• **Exercise instructions**: Copy each line below that contains "осуществлять".

##############################

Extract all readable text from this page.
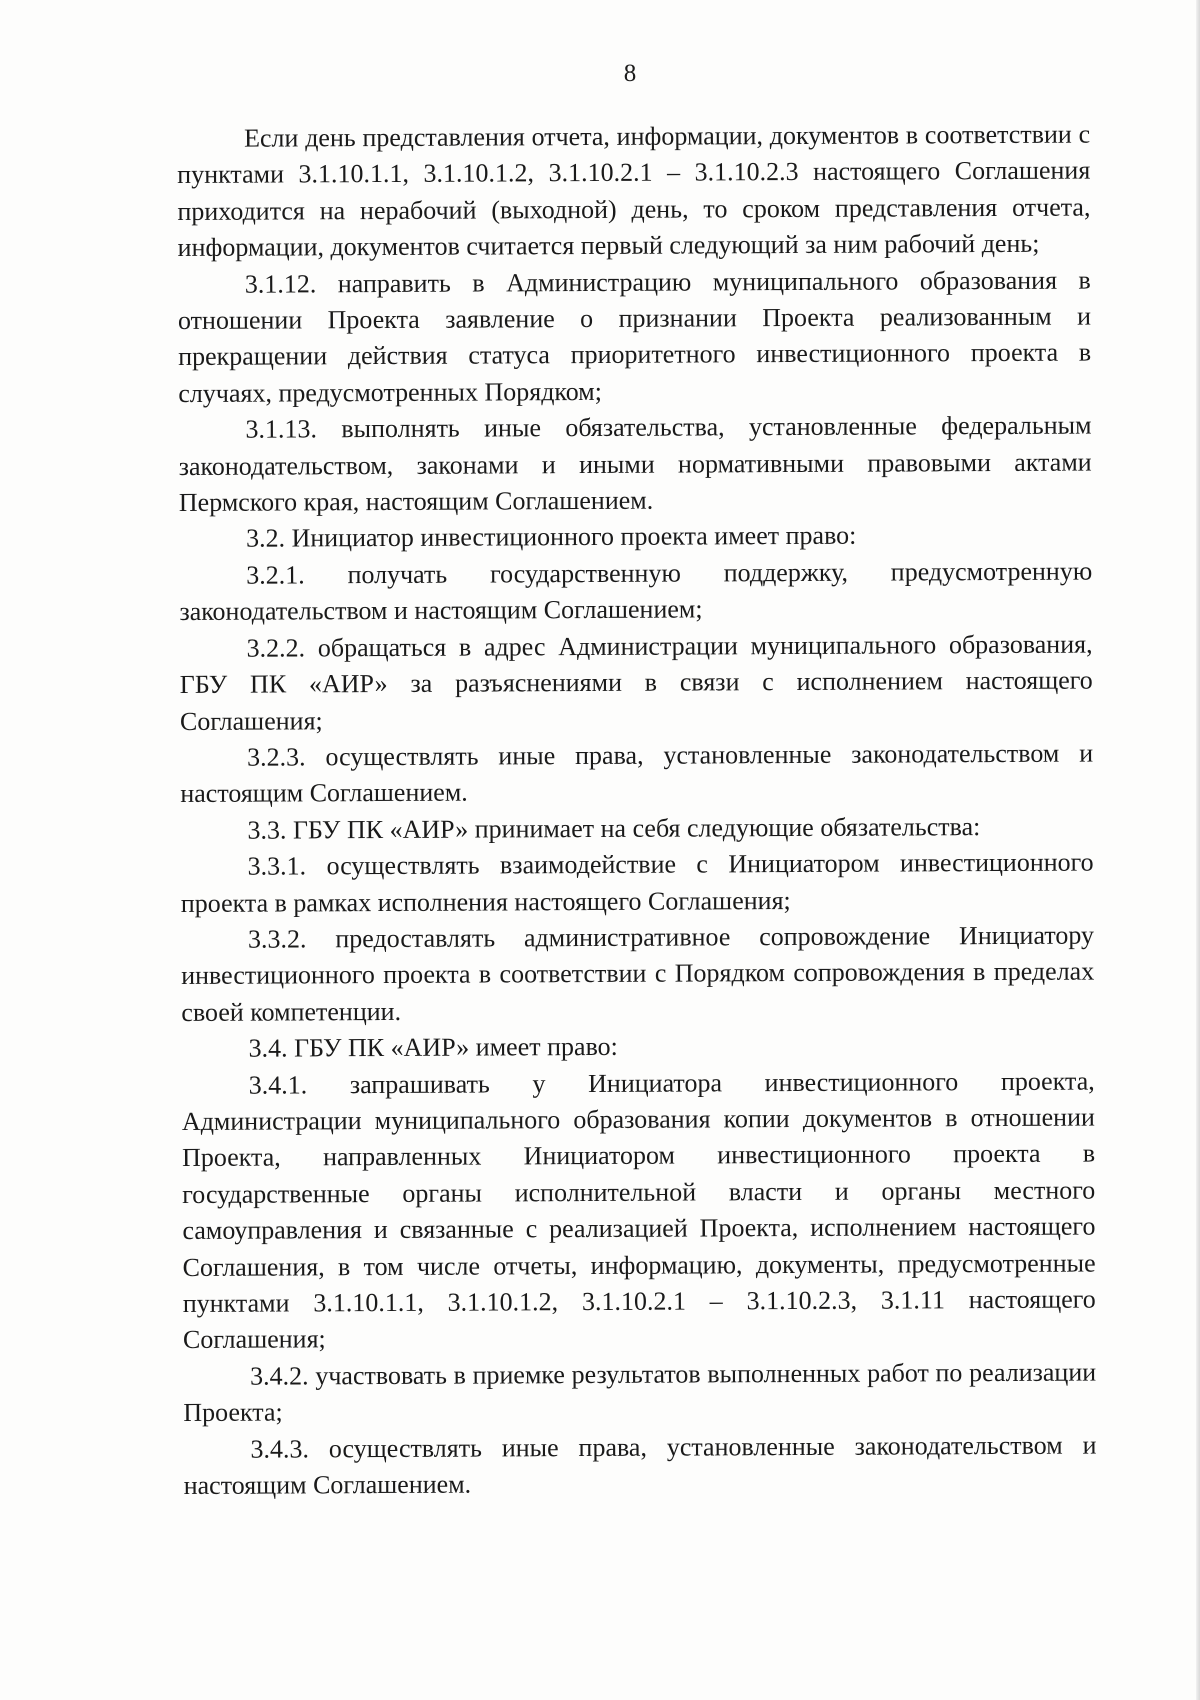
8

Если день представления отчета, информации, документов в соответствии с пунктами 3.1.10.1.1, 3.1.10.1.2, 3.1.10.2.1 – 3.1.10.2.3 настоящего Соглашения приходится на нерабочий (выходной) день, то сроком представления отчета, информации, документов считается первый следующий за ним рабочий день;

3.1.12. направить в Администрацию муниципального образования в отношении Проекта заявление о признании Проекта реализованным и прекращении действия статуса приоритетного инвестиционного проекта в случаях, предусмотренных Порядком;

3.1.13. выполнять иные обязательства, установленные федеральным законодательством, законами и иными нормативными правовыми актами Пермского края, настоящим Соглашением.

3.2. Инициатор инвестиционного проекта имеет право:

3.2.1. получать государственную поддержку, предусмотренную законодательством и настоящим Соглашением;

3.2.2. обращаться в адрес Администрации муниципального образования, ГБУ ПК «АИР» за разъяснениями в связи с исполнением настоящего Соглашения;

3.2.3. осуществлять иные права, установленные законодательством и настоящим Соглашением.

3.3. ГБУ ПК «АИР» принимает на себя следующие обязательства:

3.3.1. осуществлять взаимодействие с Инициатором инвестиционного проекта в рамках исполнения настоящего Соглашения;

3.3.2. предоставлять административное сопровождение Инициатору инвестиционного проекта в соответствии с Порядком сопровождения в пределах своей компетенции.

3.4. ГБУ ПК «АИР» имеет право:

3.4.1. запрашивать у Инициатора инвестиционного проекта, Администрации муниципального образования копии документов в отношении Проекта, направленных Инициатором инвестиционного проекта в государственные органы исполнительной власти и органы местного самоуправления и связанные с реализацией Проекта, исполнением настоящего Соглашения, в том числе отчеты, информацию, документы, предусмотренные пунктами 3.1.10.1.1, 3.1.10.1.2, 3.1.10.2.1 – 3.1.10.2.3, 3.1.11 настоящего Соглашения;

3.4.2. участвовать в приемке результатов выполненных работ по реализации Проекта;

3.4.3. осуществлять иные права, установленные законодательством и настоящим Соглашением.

##############################

• **Answer for this exercise**:
3.2.3. осуществлять иные права, установленные законодательством и настоящим Соглашением.
3.3.1. осуществлять взаимодействие с Инициатором инвестиционного проекта в рамках исполнения настоящего Соглашения;
3.4.3. осуществлять иные права, установленные законодательством и настоящим Соглашением.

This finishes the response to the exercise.